## EXTRACT
**********
More TRICARE Dominos Falling as UnitedHealthcare’s 2009 Protest Upheld

by: Matthew Potter
April 8, 2011

Category: Business Line, Companies, Congress, Contract Awards, Department of Defense, Events, Federal Budget Process, logistics, medicine, Protest, Services | RSS 2.0

TRICARE is the U.S. Department of Defense’s primary health care program for its active duty members, their dependents and retirees. It functions as a sort of HMO and allows personnel to utilize civilian healthcare providers and systems. In the past the military used their own network of doctors, clinics and hospitals for this but began moving to this system thirty years or so ago. Two years ago the Department competed the management contracts for TRICARE.

Four different contracts were awarded and the North, South and West regional ones were protested. The protests were upheld and the incumbents remained operating the contracts while the U.S. decided whether to sustain the award, have a new contest or keep the incumbent.

Those decisions were made for the the North and West protests and now the U.S. has announced a decision on the South award. It has been decided that UnitedHealthcare’s (UNH) protest will be upheld and new contest will have to occur for the South contract. The contract had been won by TriWest Healthcare Alliance but that decision was protested and now won’t stand.

The total value of that contract is $17 billion over the five years so its importance to the companies bottom line is very clear.
**********
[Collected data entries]
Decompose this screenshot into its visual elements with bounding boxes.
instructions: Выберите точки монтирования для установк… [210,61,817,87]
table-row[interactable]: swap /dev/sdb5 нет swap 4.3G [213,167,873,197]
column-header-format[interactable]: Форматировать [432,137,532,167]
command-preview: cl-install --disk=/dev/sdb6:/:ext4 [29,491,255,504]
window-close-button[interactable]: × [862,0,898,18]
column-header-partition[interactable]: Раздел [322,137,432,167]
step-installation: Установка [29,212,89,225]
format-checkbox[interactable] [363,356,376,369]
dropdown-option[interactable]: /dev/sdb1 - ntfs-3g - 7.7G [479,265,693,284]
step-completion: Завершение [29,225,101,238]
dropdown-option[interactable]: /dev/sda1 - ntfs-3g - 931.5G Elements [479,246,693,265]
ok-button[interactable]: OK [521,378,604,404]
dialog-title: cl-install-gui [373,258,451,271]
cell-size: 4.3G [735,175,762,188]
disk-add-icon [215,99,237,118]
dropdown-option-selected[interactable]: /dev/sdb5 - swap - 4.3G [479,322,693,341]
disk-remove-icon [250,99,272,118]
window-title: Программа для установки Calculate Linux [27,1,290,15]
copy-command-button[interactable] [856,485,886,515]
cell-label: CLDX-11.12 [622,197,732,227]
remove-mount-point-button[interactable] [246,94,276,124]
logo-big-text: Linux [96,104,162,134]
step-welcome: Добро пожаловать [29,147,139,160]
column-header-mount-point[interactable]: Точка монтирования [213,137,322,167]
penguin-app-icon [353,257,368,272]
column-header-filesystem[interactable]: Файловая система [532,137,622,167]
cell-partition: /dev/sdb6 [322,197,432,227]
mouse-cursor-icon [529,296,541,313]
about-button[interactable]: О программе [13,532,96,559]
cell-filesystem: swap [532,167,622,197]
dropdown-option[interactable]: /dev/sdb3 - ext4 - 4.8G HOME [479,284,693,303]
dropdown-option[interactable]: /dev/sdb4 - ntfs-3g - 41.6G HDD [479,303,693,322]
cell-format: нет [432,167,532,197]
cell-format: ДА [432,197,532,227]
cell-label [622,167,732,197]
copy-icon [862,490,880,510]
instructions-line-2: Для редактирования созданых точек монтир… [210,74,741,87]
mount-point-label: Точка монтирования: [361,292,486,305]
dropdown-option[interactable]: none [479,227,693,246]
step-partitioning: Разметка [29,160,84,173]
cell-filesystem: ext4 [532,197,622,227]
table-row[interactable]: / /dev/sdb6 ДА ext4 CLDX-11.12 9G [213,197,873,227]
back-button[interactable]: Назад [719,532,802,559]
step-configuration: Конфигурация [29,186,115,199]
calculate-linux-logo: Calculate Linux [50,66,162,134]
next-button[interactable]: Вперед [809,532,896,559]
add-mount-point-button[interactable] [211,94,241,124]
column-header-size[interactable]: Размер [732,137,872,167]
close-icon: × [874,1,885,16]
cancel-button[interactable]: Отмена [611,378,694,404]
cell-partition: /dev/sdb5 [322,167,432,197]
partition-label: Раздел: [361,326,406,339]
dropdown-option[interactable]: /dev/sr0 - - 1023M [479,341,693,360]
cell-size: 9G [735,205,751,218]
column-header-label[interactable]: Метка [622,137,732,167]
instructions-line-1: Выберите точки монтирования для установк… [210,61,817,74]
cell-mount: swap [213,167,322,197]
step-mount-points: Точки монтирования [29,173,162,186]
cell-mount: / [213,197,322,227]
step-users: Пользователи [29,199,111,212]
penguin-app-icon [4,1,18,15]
**********
## TASKS TO COMPLETE
**1.** Using the TRICARE article, answer each of these:
(a) How many management contracts were awarded?
(b) Which company had originally won the South contract?
(c) What is the total value of the South contract, and over what period?
**2.** Output everything in the TRICARE article from "Four different contracts" down to "now won’t stand.", reproducing the wording precisely.
**3.** Pick up the article on the TRICARE contract protests from where it stops and continue writing it.
The rows are not required for any of the work.

## EXPECTED OUTPUTS
**1.**
(a) Four
(b) TriWest Healthcare Alliance
(c) $17 billion over five years

**2.**
Four different contracts were awarded and the North, South and West regional ones were protested. The protests were upheld and the incumbents remained operating the contracts while the U.S. decided whether to sustain the award, have a new contest or keep the incumbent.

Those decisions were made for the the North and West protests and now the U.S. has announced a decision on the South award. It has been decided that UnitedHealthcare’s (UNH) protest will be upheld and new contest will have to occur for the South contract. The contract had been won by TriWest Healthcare Alliance but that decision was protested and now won’t stand.

**3.**
Interestingly enough UnitedHealthcare won the Southern contract from Humana (HUM) which was also overturned on that company’s protest. A new contest was held which was won by Humana last month but UnitedHealthcare is protesting that award further delaying the new contract. Humana as the incumbent in 2009 has remained on the contract since then working until all of this is resolved.

In the background to all of this is the fact that the Defense Department and the Services are working to reduce the costs of healthcare as it eats up more of the military budget every year. Proposals include raising co-pays and premiums but until the size of the military starts going down it will be hard to decrease this type of spending.

No matter what it may be until 2012 before the 2009 awards are all resolved and the process illustrates the need for the government to use clear source selection criteria and apply them evenly across all of their decisions.